Data excerpts:
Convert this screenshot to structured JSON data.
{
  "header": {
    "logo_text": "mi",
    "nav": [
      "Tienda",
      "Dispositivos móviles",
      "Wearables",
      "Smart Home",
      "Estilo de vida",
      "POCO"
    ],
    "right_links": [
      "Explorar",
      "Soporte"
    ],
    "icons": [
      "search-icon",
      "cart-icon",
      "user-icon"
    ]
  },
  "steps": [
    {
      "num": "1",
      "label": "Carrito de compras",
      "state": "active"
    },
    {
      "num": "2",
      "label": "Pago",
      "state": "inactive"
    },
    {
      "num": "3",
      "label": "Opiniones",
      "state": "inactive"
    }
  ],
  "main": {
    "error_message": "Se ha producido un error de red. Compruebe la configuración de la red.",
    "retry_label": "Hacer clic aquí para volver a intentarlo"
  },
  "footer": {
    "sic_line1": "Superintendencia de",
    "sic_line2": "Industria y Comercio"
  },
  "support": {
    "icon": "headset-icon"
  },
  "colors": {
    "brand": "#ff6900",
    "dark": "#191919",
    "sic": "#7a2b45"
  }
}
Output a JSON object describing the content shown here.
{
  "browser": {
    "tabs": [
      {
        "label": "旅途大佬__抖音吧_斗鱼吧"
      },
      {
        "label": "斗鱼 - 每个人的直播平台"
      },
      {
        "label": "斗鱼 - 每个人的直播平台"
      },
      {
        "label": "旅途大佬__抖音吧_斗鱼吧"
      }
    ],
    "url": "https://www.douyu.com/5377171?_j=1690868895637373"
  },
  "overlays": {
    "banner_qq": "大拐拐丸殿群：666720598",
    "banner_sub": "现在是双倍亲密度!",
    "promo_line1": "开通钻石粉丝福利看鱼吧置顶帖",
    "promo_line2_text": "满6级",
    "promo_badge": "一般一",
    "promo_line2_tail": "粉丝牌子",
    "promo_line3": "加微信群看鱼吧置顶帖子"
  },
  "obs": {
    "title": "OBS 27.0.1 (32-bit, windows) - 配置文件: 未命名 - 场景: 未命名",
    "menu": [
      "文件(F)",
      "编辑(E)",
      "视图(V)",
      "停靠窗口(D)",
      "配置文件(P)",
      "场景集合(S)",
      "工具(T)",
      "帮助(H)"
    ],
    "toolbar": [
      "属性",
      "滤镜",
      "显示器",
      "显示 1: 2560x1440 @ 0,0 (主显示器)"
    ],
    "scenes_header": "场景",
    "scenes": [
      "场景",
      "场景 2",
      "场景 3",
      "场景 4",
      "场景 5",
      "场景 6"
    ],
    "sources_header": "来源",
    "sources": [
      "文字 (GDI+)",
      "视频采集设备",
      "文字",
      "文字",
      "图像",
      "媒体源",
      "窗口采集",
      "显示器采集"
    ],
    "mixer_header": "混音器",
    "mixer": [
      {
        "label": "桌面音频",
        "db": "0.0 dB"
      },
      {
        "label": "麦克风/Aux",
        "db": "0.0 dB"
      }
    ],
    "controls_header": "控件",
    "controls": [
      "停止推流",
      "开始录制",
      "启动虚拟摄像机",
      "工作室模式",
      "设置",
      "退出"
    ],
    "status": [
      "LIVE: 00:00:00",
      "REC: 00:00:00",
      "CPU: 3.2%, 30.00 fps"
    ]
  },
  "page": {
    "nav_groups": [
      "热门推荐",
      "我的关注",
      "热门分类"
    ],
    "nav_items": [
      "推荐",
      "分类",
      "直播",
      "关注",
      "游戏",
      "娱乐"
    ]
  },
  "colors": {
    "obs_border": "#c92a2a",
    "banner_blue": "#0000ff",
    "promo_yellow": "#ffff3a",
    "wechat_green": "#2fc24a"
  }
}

## Direction
Reproduce all of the entries word for word.

## Result below
Convert this screenshot to structured JSON data.
{
  "header": {
    "logo_text": "mi",
    "nav": [
      "Tienda",
      "Dispositivos móviles",
      "Wearables",
      "Smart Home",
      "Estilo de vida",
      "POCO"
    ],
    "right_links": [
      "Explorar",
      "Soporte"
    ],
    "icons": [
      "search-icon",
      "cart-icon",
      "user-icon"
    ]
  },
  "steps": [
    {
      "num": "1",
      "label": "Carrito de compras",
      "state": "active"
    },
    {
      "num": "2",
      "label": "Pago",
      "state": "inactive"
    },
    {
      "num": "3",
      "label": "Opiniones",
      "state": "inactive"
    }
  ],
  "main": {
    "error_message": "Se ha producido un error de red. Compruebe la configuración de la red.",
    "retry_label": "Hacer clic aquí para volver a intentarlo"
  },
  "footer": {
    "sic_line1": "Superintendencia de",
    "sic_line2": "Industria y Comercio"
  },
  "support": {
    "icon": "headset-icon"
  },
  "colors": {
    "brand": "#ff6900",
    "dark": "#191919",
    "sic": "#7a2b45"
  }
}
Output a JSON object describing the content shown here.
{
  "browser": {
    "tabs": [
      {
        "label": "旅途大佬__抖音吧_斗鱼吧"
      },
      {
        "label": "斗鱼 - 每个人的直播平台"
      },
      {
        "label": "斗鱼 - 每个人的直播平台"
      },
      {
        "label": "旅途大佬__抖音吧_斗鱼吧"
      }
    ],
    "url": "https://www.douyu.com/5377171?_j=1690868895637373"
  },
  "overlays": {
    "banner_qq": "大拐拐丸殿群：666720598",
    "banner_sub": "现在是双倍亲密度!",
    "promo_line1": "开通钻石粉丝福利看鱼吧置顶帖",
    "promo_line2_text": "满6级",
    "promo_badge": "一般一",
    "promo_line2_tail": "粉丝牌子",
    "promo_line3": "加微信群看鱼吧置顶帖子"
  },
  "obs": {
    "title": "OBS 27.0.1 (32-bit, windows) - 配置文件: 未命名 - 场景: 未命名",
    "menu": [
      "文件(F)",
      "编辑(E)",
      "视图(V)",
      "停靠窗口(D)",
      "配置文件(P)",
      "场景集合(S)",
      "工具(T)",
      "帮助(H)"
    ],
    "toolbar": [
      "属性",
      "滤镜",
      "显示器",
      "显示 1: 2560x1440 @ 0,0 (主显示器)"
    ],
    "scenes_header": "场景",
    "scenes": [
      "场景",
      "场景 2",
      "场景 3",
      "场景 4",
      "场景 5",
      "场景 6"
    ],
    "sources_header": "来源",
    "sources": [
      "文字 (GDI+)",
      "视频采集设备",
      "文字",
      "文字",
      "图像",
      "媒体源",
      "窗口采集",
      "显示器采集"
    ],
    "mixer_header": "混音器",
    "mixer": [
      {
        "label": "桌面音频",
        "db": "0.0 dB"
      },
      {
        "label": "麦克风/Aux",
        "db": "0.0 dB"
      }
    ],
    "controls_header": "控件",
    "controls": [
      "停止推流",
      "开始录制",
      "启动虚拟摄像机",
      "工作室模式",
      "设置",
      "退出"
    ],
    "status": [
      "LIVE: 00:00:00",
      "REC: 00:00:00",
      "CPU: 3.2%, 30.00 fps"
    ]
  },
  "page": {
    "nav_groups": [
      "热门推荐",
      "我的关注",
      "热门分类"
    ],
    "nav_items": [
      "推荐",
      "分类",
      "直播",
      "关注",
      "游戏",
      "娱乐"
    ]
  },
  "colors": {
    "obs_border": "#c92a2a",
    "banner_blue": "#0000ff",
    "promo_yellow": "#ffff3a",
    "wechat_green": "#2fc24a"
  }
}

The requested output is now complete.